* [Problem details]: Make an exact transcription of the material, leaving out all images.

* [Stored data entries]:
Begin

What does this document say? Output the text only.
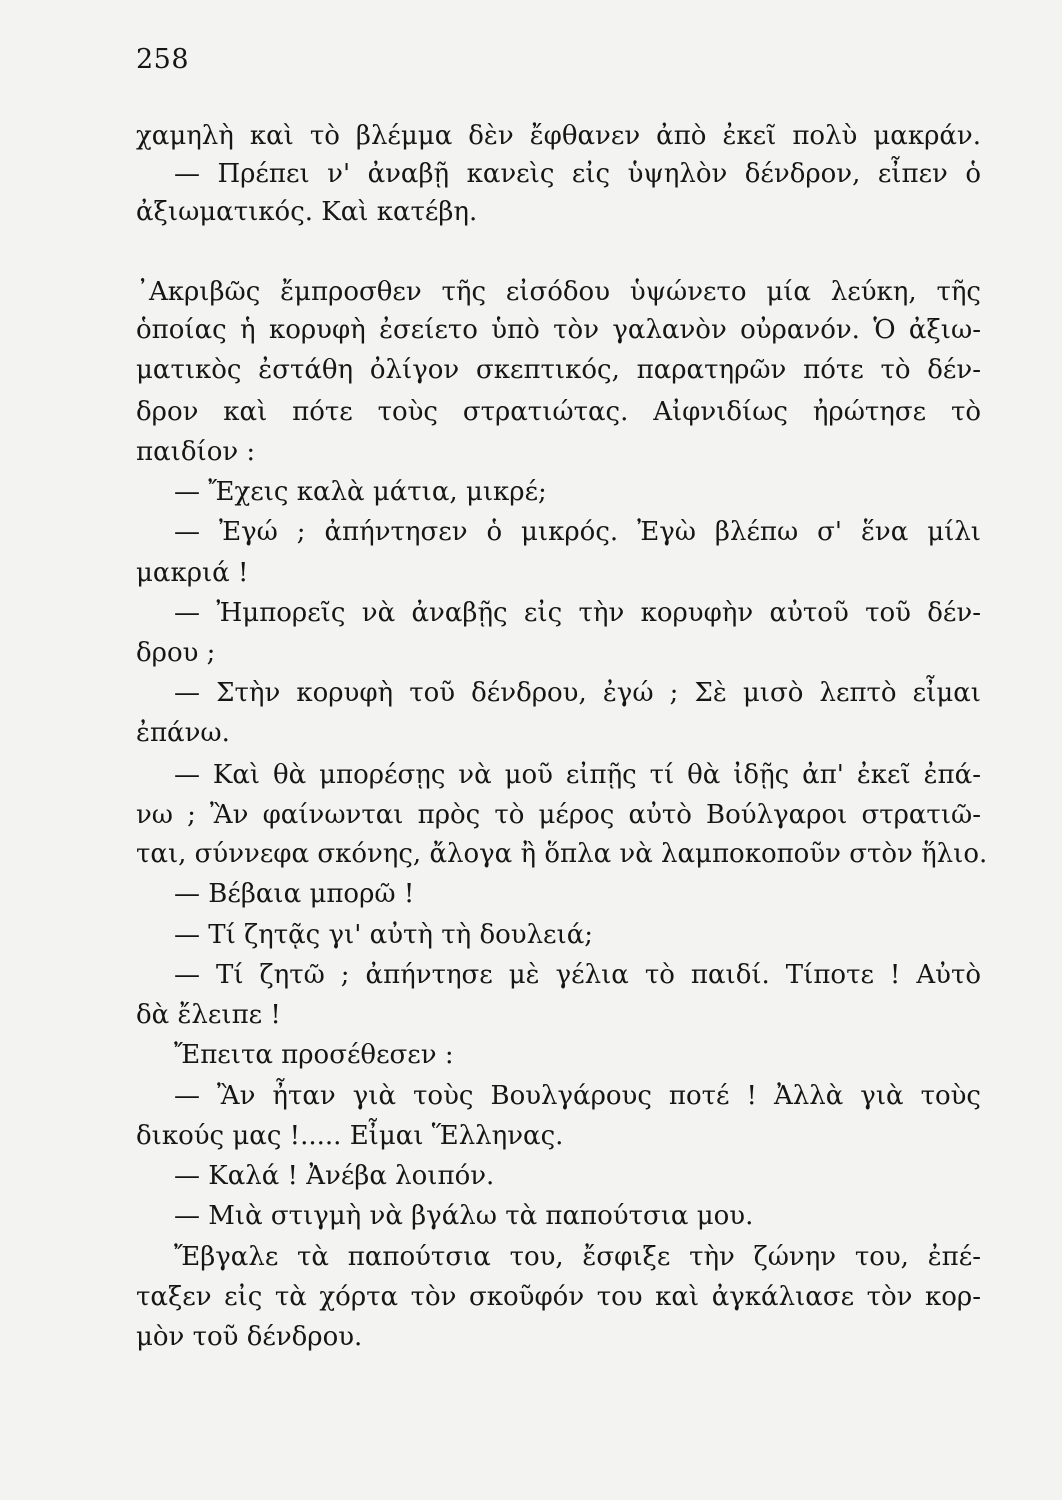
258
χαμηλὴ καὶ τὸ βλέμμα δὲν ἔφθανεν ἀπὸ ἐκεῖ πολὺ μακράν.
— Πρέπει ν' ἀναβῇ κανεὶς εἰς ὑψηλὸν δένδρον, εἶπεν ὁ
ἀξιωματικός. Καὶ κατέβη.
᾿Ακριβῶς ἔμπροσθεν τῆς εἰσόδου ὑψώνετο μία λεύκη, τῆς
ὁποίας ἡ κορυφὴ ἐσείετο ὑπὸ τὸν γαλανὸν οὐρανόν. Ὁ ἀξιω-
ματικὸς ἐστάθη ὀλίγον σκεπτικός, παρατηρῶν πότε τὸ δέν-
δρον καὶ πότε τοὺς στρατιώτας. Αἰφνιδίως ἠρώτησε τὸ
παιδίον :
— Ἔχεις καλὰ μάτια, μικρέ;
— Ἐγώ ; ἀπήντησεν ὁ μικρός. Ἐγὼ βλέπω σ' ἕνα μίλι
μακριά !
— Ἠμπορεῖς νὰ ἀναβῇς εἰς τὴν κορυφὴν αὐτοῦ τοῦ δέν-
δρου ;
— Στὴν κορυφὴ τοῦ δένδρου, ἐγώ ; Σὲ μισὸ λεπτὸ εἶμαι
ἐπάνω.
— Καὶ θὰ μπορέσῃς νὰ μοῦ εἰπῇς τί θὰ ἰδῇς ἀπ' ἐκεῖ ἐπά-
νω ; Ἂν φαίνωνται πρὸς τὸ μέρος αὐτὸ Βούλγαροι στρατιῶ-
ται, σύννεφα σκόνης, ἄλογα ἢ ὅπλα νὰ λαμποκοποῦν στὸν ἥλιο.
— Βέβαια μπορῶ !
— Τί ζητᾷς γι' αὐτὴ τὴ δουλειά;
— Τί ζητῶ ; ἀπήντησε μὲ γέλια τὸ παιδί. Τίποτε ! Αὐτὸ
δὰ ἔλειπε !
Ἔπειτα προσέθεσεν :
— Ἂν ἦταν γιὰ τοὺς Βουλγάρους ποτέ ! Ἀλλὰ γιὰ τοὺς
δικούς μας !..... Εἶμαι Ἕλληνας.
— Καλά ! Ἀνέβα λοιπόν.
— Μιὰ στιγμὴ νὰ βγάλω τὰ παπούτσια μου.
Ἔβγαλε τὰ παπούτσια του, ἔσφιξε τὴν ζώνην του, ἐπέ-
ταξεν εἰς τὰ χόρτα τὸν σκοῦφόν του καὶ ἀγκάλιασε τὸν κορ-
μὸν τοῦ δένδρου.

End

* [Solution to this task]:
What does this document say? Output the text only.
258
χαμηλὴ καὶ τὸ βλέμμα δὲν ἔφθανεν ἀπὸ ἐκεῖ πολὺ μακράν.
— Πρέπει ν' ἀναβῇ κανεὶς εἰς ὑψηλὸν δένδρον, εἶπεν ὁ
ἀξιωματικός. Καὶ κατέβη.
᾿Ακριβῶς ἔμπροσθεν τῆς εἰσόδου ὑψώνετο μία λεύκη, τῆς
ὁποίας ἡ κορυφὴ ἐσείετο ὑπὸ τὸν γαλανὸν οὐρανόν. Ὁ ἀξιω-
ματικὸς ἐστάθη ὀλίγον σκεπτικός, παρατηρῶν πότε τὸ δέν-
δρον καὶ πότε τοὺς στρατιώτας. Αἰφνιδίως ἠρώτησε τὸ
παιδίον :
— Ἔχεις καλὰ μάτια, μικρέ;
— Ἐγώ ; ἀπήντησεν ὁ μικρός. Ἐγὼ βλέπω σ' ἕνα μίλι
μακριά !
— Ἠμπορεῖς νὰ ἀναβῇς εἰς τὴν κορυφὴν αὐτοῦ τοῦ δέν-
δρου ;
— Στὴν κορυφὴ τοῦ δένδρου, ἐγώ ; Σὲ μισὸ λεπτὸ εἶμαι
ἐπάνω.
— Καὶ θὰ μπορέσῃς νὰ μοῦ εἰπῇς τί θὰ ἰδῇς ἀπ' ἐκεῖ ἐπά-
νω ; Ἂν φαίνωνται πρὸς τὸ μέρος αὐτὸ Βούλγαροι στρατιῶ-
ται, σύννεφα σκόνης, ἄλογα ἢ ὅπλα νὰ λαμποκοποῦν στὸν ἥλιο.
— Βέβαια μπορῶ !
— Τί ζητᾷς γι' αὐτὴ τὴ δουλειά;
— Τί ζητῶ ; ἀπήντησε μὲ γέλια τὸ παιδί. Τίποτε ! Αὐτὸ
δὰ ἔλειπε !
Ἔπειτα προσέθεσεν :
— Ἂν ἦταν γιὰ τοὺς Βουλγάρους ποτέ ! Ἀλλὰ γιὰ τοὺς
δικούς μας !..... Εἶμαι Ἕλληνας.
— Καλά ! Ἀνέβα λοιπόν.
— Μιὰ στιγμὴ νὰ βγάλω τὰ παπούτσια μου.
Ἔβγαλε τὰ παπούτσια του, ἔσφιξε τὴν ζώνην του, ἐπέ-
ταξεν εἰς τὰ χόρτα τὸν σκοῦφόν του καὶ ἀγκάλιασε τὸν κορ-
μὸν τοῦ δένδρου.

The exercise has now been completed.